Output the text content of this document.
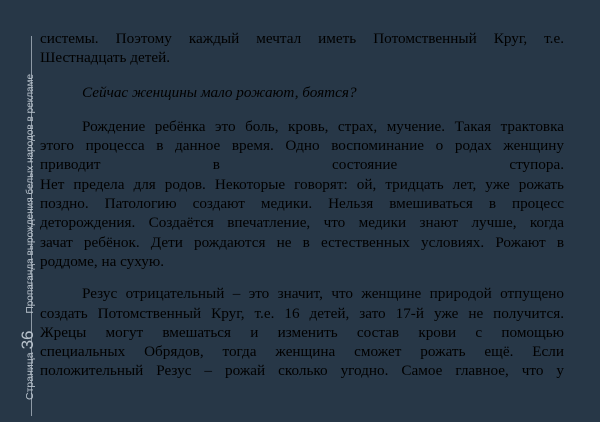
Страница
36
Пропаганда вырождения белых народов в рекламе

системы. Поэтому каждый мечтал иметь Потомственный Круг, т.е.
Шестнадцать детей.

Сейчас женщины мало рожают, боятся?

Рождение ребёнка это боль, кровь, страх, мучение. Такая трактовка
этого процесса в данное время. Одно воспоминание о родах женщину
приводит в состояние ступора.
Нет предела для родов. Некоторые говорят: ой, тридцать лет, уже рожать
поздно. Патологию создают медики. Нельзя вмешиваться в процесс
деторождения. Создаётся впечатление, что медики знают лучше, когда
зачат ребёнок. Дети рождаются не в естественных условиях. Рожают в
роддоме, на сухую.

Резус отрицательный – это значит, что женщине природой отпущено
создать Потомственный Круг, т.е. 16 детей, зато 17-й уже не получится.
Жрецы могут вмешаться и изменить состав крови с помощью
специальных Обрядов, тогда женщина сможет рожать ещё. Если
положительный Резус – рожай сколько угодно. Самое главное, что у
- - -
__EXERCISE__:
Take every line from the data that contains the word "Потомственный".

__OUTPUT OF THE TASK__:
системы. Поэтому каждый мечтал иметь Потомственный Круг, т.е.
создать Потомственный Круг, т.е. 16 детей, зато 17-й уже не получится.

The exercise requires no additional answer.